— Exercise objective —
Reproduce every entry below precisely. Pictures are excluded from the copy.

— Records supplied —

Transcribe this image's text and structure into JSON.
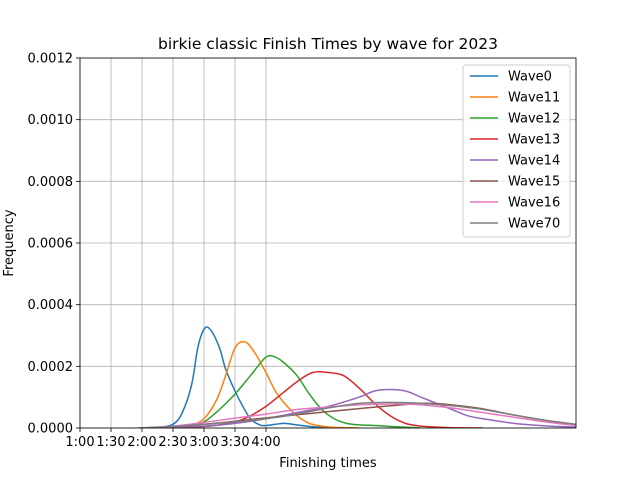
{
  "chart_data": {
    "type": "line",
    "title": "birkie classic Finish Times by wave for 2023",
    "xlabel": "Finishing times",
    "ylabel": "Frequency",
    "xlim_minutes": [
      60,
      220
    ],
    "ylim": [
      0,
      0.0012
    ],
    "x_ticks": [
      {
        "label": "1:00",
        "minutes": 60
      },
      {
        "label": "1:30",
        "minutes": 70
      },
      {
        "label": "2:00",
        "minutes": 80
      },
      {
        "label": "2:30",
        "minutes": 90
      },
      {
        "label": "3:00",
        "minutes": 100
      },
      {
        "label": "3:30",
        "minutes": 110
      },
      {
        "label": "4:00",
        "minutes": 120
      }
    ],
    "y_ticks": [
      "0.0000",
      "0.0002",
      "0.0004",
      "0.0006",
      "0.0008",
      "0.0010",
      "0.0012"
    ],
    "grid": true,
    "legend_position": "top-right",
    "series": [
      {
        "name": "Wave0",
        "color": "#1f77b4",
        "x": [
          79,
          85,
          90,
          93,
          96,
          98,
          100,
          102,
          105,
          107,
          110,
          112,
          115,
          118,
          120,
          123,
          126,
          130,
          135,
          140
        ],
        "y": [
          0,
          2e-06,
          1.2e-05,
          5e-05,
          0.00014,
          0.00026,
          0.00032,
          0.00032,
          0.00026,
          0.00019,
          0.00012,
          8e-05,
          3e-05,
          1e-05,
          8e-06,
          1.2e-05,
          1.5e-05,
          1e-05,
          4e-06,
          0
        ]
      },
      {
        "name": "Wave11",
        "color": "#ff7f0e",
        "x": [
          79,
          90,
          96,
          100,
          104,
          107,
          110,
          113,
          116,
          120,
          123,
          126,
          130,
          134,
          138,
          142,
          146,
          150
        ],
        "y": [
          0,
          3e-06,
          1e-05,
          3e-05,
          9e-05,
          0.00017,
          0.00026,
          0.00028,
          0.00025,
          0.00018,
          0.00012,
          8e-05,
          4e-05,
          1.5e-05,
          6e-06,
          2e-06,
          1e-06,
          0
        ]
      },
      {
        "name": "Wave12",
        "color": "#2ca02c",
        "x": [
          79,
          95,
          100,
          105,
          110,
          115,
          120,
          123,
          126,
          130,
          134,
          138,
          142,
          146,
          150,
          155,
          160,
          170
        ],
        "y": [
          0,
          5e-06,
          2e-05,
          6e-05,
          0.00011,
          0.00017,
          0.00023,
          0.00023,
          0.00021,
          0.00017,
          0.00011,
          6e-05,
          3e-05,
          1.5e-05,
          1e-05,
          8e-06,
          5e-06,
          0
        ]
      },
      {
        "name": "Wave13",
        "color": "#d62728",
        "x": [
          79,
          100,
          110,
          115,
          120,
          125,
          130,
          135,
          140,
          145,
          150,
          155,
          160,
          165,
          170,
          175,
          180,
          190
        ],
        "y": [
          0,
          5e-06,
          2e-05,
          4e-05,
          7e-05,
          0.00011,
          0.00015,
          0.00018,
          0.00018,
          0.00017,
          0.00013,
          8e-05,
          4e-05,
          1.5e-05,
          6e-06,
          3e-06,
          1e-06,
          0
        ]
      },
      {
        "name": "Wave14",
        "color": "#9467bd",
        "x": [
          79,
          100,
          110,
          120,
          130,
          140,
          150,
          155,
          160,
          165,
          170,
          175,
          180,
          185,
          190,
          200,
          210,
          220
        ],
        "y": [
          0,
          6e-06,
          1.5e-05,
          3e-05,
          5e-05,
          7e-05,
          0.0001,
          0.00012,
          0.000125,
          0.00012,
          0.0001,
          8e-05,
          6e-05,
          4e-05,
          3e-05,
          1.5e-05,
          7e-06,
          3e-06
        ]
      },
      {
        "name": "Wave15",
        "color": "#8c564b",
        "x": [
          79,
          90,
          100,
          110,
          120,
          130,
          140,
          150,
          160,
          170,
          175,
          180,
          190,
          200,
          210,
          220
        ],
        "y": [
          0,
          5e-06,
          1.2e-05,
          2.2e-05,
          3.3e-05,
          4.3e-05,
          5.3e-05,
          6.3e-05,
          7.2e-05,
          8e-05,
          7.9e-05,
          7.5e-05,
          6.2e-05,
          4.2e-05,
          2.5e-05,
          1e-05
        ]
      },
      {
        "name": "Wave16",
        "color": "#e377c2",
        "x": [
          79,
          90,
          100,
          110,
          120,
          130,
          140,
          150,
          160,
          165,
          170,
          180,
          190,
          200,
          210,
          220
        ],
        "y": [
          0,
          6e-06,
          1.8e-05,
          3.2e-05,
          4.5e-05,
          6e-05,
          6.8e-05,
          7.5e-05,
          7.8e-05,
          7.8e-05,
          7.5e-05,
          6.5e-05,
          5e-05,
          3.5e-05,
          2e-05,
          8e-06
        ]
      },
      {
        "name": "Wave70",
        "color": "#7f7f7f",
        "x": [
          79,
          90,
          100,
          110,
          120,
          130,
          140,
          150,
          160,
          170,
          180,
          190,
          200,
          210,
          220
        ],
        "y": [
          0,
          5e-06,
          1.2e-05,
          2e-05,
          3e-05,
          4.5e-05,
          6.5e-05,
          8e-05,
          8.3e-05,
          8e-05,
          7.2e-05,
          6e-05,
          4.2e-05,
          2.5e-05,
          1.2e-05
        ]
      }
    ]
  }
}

— Result of this task —
Transcribe this image's text and structure into JSON.
{
  "chart_data": {
    "type": "line",
    "title": "birkie classic Finish Times by wave for 2023",
    "xlabel": "Finishing times",
    "ylabel": "Frequency",
    "xlim_minutes": [
      60,
      220
    ],
    "ylim": [
      0,
      0.0012
    ],
    "x_ticks": [
      {
        "label": "1:00",
        "minutes": 60
      },
      {
        "label": "1:30",
        "minutes": 70
      },
      {
        "label": "2:00",
        "minutes": 80
      },
      {
        "label": "2:30",
        "minutes": 90
      },
      {
        "label": "3:00",
        "minutes": 100
      },
      {
        "label": "3:30",
        "minutes": 110
      },
      {
        "label": "4:00",
        "minutes": 120
      }
    ],
    "y_ticks": [
      "0.0000",
      "0.0002",
      "0.0004",
      "0.0006",
      "0.0008",
      "0.0010",
      "0.0012"
    ],
    "grid": true,
    "legend_position": "top-right",
    "series": [
      {
        "name": "Wave0",
        "color": "#1f77b4",
        "x": [
          79,
          85,
          90,
          93,
          96,
          98,
          100,
          102,
          105,
          107,
          110,
          112,
          115,
          118,
          120,
          123,
          126,
          130,
          135,
          140
        ],
        "y": [
          0,
          2e-06,
          1.2e-05,
          5e-05,
          0.00014,
          0.00026,
          0.00032,
          0.00032,
          0.00026,
          0.00019,
          0.00012,
          8e-05,
          3e-05,
          1e-05,
          8e-06,
          1.2e-05,
          1.5e-05,
          1e-05,
          4e-06,
          0
        ]
      },
      {
        "name": "Wave11",
        "color": "#ff7f0e",
        "x": [
          79,
          90,
          96,
          100,
          104,
          107,
          110,
          113,
          116,
          120,
          123,
          126,
          130,
          134,
          138,
          142,
          146,
          150
        ],
        "y": [
          0,
          3e-06,
          1e-05,
          3e-05,
          9e-05,
          0.00017,
          0.00026,
          0.00028,
          0.00025,
          0.00018,
          0.00012,
          8e-05,
          4e-05,
          1.5e-05,
          6e-06,
          2e-06,
          1e-06,
          0
        ]
      },
      {
        "name": "Wave12",
        "color": "#2ca02c",
        "x": [
          79,
          95,
          100,
          105,
          110,
          115,
          120,
          123,
          126,
          130,
          134,
          138,
          142,
          146,
          150,
          155,
          160,
          170
        ],
        "y": [
          0,
          5e-06,
          2e-05,
          6e-05,
          0.00011,
          0.00017,
          0.00023,
          0.00023,
          0.00021,
          0.00017,
          0.00011,
          6e-05,
          3e-05,
          1.5e-05,
          1e-05,
          8e-06,
          5e-06,
          0
        ]
      },
      {
        "name": "Wave13",
        "color": "#d62728",
        "x": [
          79,
          100,
          110,
          115,
          120,
          125,
          130,
          135,
          140,
          145,
          150,
          155,
          160,
          165,
          170,
          175,
          180,
          190
        ],
        "y": [
          0,
          5e-06,
          2e-05,
          4e-05,
          7e-05,
          0.00011,
          0.00015,
          0.00018,
          0.00018,
          0.00017,
          0.00013,
          8e-05,
          4e-05,
          1.5e-05,
          6e-06,
          3e-06,
          1e-06,
          0
        ]
      },
      {
        "name": "Wave14",
        "color": "#9467bd",
        "x": [
          79,
          100,
          110,
          120,
          130,
          140,
          150,
          155,
          160,
          165,
          170,
          175,
          180,
          185,
          190,
          200,
          210,
          220
        ],
        "y": [
          0,
          6e-06,
          1.5e-05,
          3e-05,
          5e-05,
          7e-05,
          0.0001,
          0.00012,
          0.000125,
          0.00012,
          0.0001,
          8e-05,
          6e-05,
          4e-05,
          3e-05,
          1.5e-05,
          7e-06,
          3e-06
        ]
      },
      {
        "name": "Wave15",
        "color": "#8c564b",
        "x": [
          79,
          90,
          100,
          110,
          120,
          130,
          140,
          150,
          160,
          170,
          175,
          180,
          190,
          200,
          210,
          220
        ],
        "y": [
          0,
          5e-06,
          1.2e-05,
          2.2e-05,
          3.3e-05,
          4.3e-05,
          5.3e-05,
          6.3e-05,
          7.2e-05,
          8e-05,
          7.9e-05,
          7.5e-05,
          6.2e-05,
          4.2e-05,
          2.5e-05,
          1e-05
        ]
      },
      {
        "name": "Wave16",
        "color": "#e377c2",
        "x": [
          79,
          90,
          100,
          110,
          120,
          130,
          140,
          150,
          160,
          165,
          170,
          180,
          190,
          200,
          210,
          220
        ],
        "y": [
          0,
          6e-06,
          1.8e-05,
          3.2e-05,
          4.5e-05,
          6e-05,
          6.8e-05,
          7.5e-05,
          7.8e-05,
          7.8e-05,
          7.5e-05,
          6.5e-05,
          5e-05,
          3.5e-05,
          2e-05,
          8e-06
        ]
      },
      {
        "name": "Wave70",
        "color": "#7f7f7f",
        "x": [
          79,
          90,
          100,
          110,
          120,
          130,
          140,
          150,
          160,
          170,
          180,
          190,
          200,
          210,
          220
        ],
        "y": [
          0,
          5e-06,
          1.2e-05,
          2e-05,
          3e-05,
          4.5e-05,
          6.5e-05,
          8e-05,
          8.3e-05,
          8e-05,
          7.2e-05,
          6e-05,
          4.2e-05,
          2.5e-05,
          1.2e-05
        ]
      }
    ]
  }
}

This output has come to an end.